◆ Direction ◆
Copy each line of the records that holds the string "两个得分点".

◆ Records excerpted from a collection ◆
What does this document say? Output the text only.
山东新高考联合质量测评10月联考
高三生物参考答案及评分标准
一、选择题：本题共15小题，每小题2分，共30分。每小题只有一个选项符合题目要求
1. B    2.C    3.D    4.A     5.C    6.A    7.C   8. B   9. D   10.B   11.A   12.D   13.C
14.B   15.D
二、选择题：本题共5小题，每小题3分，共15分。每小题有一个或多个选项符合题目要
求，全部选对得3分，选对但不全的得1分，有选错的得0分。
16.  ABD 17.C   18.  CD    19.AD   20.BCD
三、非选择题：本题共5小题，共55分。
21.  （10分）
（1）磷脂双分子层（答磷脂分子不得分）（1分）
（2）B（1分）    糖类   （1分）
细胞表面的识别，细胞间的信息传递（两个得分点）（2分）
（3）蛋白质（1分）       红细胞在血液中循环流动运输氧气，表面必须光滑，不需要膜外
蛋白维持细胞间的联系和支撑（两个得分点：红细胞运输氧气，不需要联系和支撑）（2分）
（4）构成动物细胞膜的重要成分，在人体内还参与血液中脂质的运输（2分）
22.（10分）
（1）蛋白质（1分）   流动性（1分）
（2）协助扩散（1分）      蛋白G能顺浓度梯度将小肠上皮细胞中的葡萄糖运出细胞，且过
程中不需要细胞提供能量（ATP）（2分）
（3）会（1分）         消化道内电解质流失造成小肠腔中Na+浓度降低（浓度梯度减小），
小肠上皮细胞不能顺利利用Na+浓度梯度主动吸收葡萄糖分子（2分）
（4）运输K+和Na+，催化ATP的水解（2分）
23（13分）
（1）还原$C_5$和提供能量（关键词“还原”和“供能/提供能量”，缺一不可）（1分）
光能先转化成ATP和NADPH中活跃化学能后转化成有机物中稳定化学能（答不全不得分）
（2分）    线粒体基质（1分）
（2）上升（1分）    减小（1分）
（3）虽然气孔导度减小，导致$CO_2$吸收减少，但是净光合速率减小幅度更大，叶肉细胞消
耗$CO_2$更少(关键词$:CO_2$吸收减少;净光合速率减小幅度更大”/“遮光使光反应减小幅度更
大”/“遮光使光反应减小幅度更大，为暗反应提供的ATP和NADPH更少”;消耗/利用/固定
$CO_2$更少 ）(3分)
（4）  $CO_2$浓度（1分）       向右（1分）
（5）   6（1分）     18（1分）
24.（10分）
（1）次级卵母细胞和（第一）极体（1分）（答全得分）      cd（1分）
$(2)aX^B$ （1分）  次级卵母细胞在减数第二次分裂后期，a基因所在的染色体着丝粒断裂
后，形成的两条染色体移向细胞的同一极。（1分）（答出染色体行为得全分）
---
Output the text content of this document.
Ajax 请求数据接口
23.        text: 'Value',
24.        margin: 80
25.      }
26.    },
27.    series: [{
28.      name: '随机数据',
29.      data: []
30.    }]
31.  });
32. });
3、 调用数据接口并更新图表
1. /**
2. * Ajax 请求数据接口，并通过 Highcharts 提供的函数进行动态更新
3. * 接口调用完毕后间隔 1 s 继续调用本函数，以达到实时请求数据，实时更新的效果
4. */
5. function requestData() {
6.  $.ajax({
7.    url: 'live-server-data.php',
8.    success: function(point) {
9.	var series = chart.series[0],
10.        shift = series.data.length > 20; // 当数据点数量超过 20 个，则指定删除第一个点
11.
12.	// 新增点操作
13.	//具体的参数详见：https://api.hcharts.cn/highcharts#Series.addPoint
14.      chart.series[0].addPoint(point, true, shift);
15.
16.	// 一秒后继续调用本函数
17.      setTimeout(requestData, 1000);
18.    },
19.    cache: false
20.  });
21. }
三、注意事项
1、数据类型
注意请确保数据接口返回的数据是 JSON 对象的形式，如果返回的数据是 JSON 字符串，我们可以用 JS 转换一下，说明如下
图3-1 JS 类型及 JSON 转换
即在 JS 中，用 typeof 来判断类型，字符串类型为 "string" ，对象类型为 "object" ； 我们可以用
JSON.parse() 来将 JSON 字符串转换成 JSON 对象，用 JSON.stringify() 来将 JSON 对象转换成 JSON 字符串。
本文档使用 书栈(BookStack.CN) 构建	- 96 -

◆ Response to the exercise ◆
细胞表面的识别，细胞间的信息传递（两个得分点）（2分）
蛋白维持细胞间的联系和支撑（两个得分点：红细胞运输氧气，不需要联系和支撑）（2分）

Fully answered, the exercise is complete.